SHORT EXERCISE: Pictures don't belong in the copy; print all the records exactly.

begin MATERIAL SUPPLIED

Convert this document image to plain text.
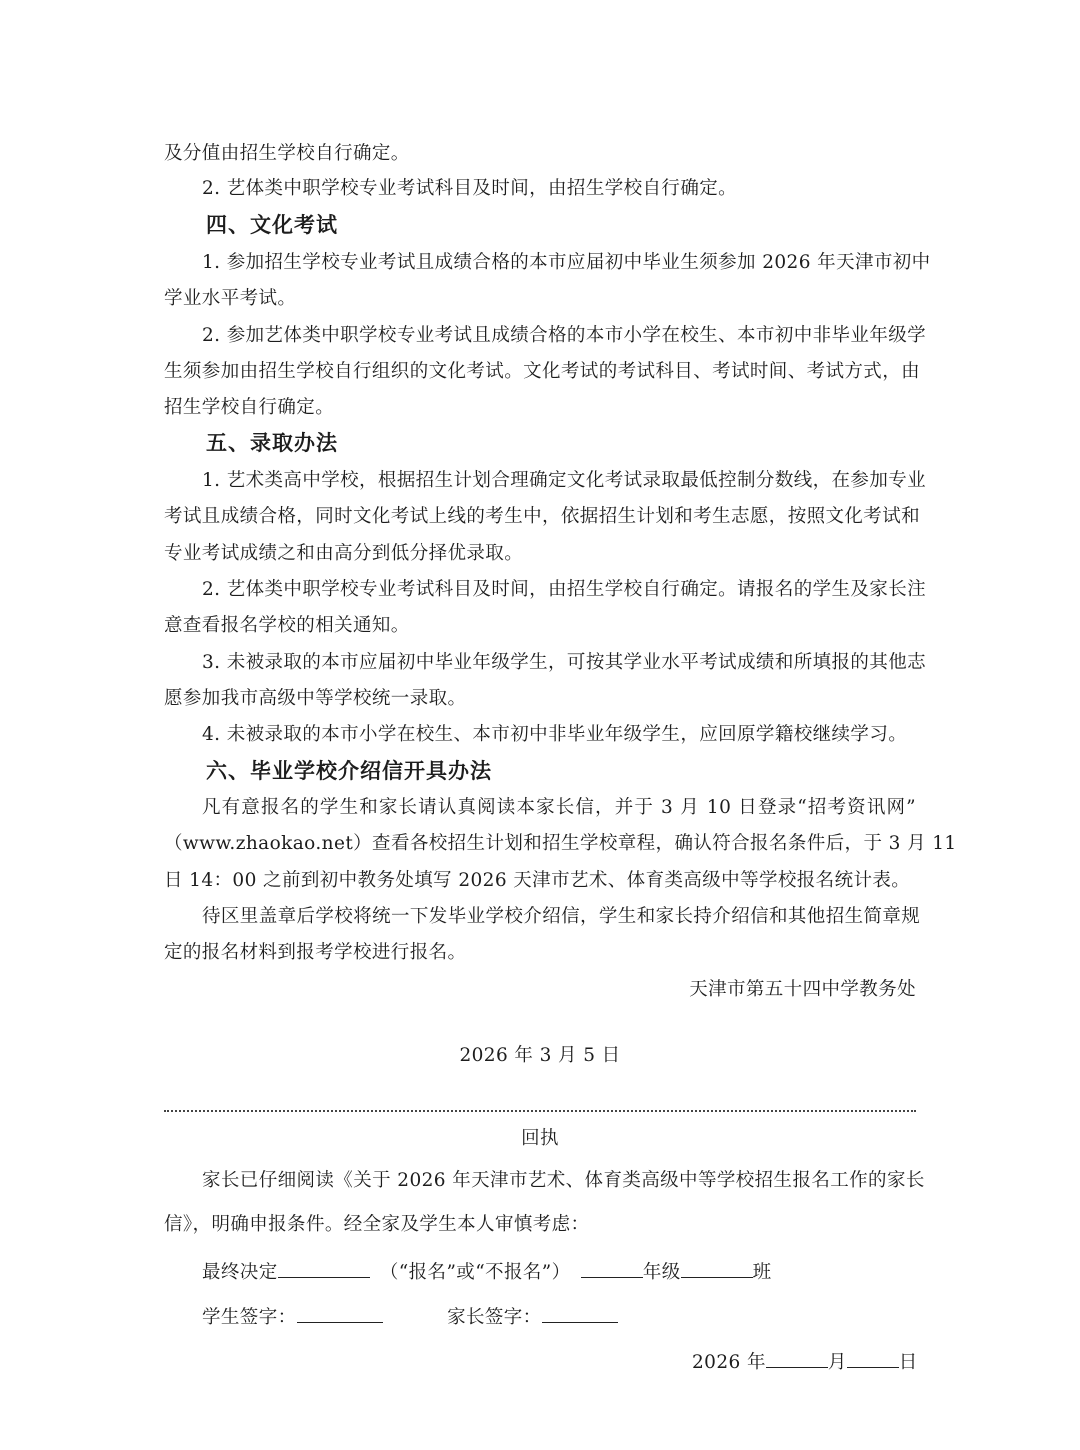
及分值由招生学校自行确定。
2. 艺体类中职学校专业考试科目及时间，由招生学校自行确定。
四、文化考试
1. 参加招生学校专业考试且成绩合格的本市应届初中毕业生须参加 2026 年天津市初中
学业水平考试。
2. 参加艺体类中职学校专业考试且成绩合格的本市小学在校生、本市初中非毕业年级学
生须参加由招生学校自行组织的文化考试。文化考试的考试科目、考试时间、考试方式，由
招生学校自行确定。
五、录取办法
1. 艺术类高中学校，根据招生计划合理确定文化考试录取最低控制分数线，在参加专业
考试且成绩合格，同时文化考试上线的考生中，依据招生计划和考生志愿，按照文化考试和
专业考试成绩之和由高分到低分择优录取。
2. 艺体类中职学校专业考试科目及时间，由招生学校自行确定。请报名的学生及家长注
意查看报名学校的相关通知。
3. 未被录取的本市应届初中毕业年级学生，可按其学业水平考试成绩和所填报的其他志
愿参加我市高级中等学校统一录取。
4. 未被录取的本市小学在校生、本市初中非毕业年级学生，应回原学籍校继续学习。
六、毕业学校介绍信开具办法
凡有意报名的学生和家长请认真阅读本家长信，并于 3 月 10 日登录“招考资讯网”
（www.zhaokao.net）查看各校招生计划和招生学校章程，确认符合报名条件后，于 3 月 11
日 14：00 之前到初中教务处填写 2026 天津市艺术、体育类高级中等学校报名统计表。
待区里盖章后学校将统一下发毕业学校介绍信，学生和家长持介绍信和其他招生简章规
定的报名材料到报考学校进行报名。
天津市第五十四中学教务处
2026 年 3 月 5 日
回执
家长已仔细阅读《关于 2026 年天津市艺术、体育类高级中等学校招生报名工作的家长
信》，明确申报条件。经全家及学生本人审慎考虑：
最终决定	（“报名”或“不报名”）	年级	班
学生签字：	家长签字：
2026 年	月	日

end MATERIAL SUPPLIED

EXERCISE RESULT:
Convert this document image to plain text.
及分值由招生学校自行确定。
2. 艺体类中职学校专业考试科目及时间，由招生学校自行确定。
四、文化考试
1. 参加招生学校专业考试且成绩合格的本市应届初中毕业生须参加 2026 年天津市初中
学业水平考试。
2. 参加艺体类中职学校专业考试且成绩合格的本市小学在校生、本市初中非毕业年级学
生须参加由招生学校自行组织的文化考试。文化考试的考试科目、考试时间、考试方式，由
招生学校自行确定。
五、录取办法
1. 艺术类高中学校，根据招生计划合理确定文化考试录取最低控制分数线，在参加专业
考试且成绩合格，同时文化考试上线的考生中，依据招生计划和考生志愿，按照文化考试和
专业考试成绩之和由高分到低分择优录取。
2. 艺体类中职学校专业考试科目及时间，由招生学校自行确定。请报名的学生及家长注
意查看报名学校的相关通知。
3. 未被录取的本市应届初中毕业年级学生，可按其学业水平考试成绩和所填报的其他志
愿参加我市高级中等学校统一录取。
4. 未被录取的本市小学在校生、本市初中非毕业年级学生，应回原学籍校继续学习。
六、毕业学校介绍信开具办法
凡有意报名的学生和家长请认真阅读本家长信，并于 3 月 10 日登录“招考资讯网”
（www.zhaokao.net）查看各校招生计划和招生学校章程，确认符合报名条件后，于 3 月 11
日 14：00 之前到初中教务处填写 2026 天津市艺术、体育类高级中等学校报名统计表。
待区里盖章后学校将统一下发毕业学校介绍信，学生和家长持介绍信和其他招生简章规
定的报名材料到报考学校进行报名。
天津市第五十四中学教务处
2026 年 3 月 5 日
回执
家长已仔细阅读《关于 2026 年天津市艺术、体育类高级中等学校招生报名工作的家长
信》，明确申报条件。经全家及学生本人审慎考虑：
最终决定	（“报名”或“不报名”）	年级	班
学生签字：	家长签字：
2026 年	月	日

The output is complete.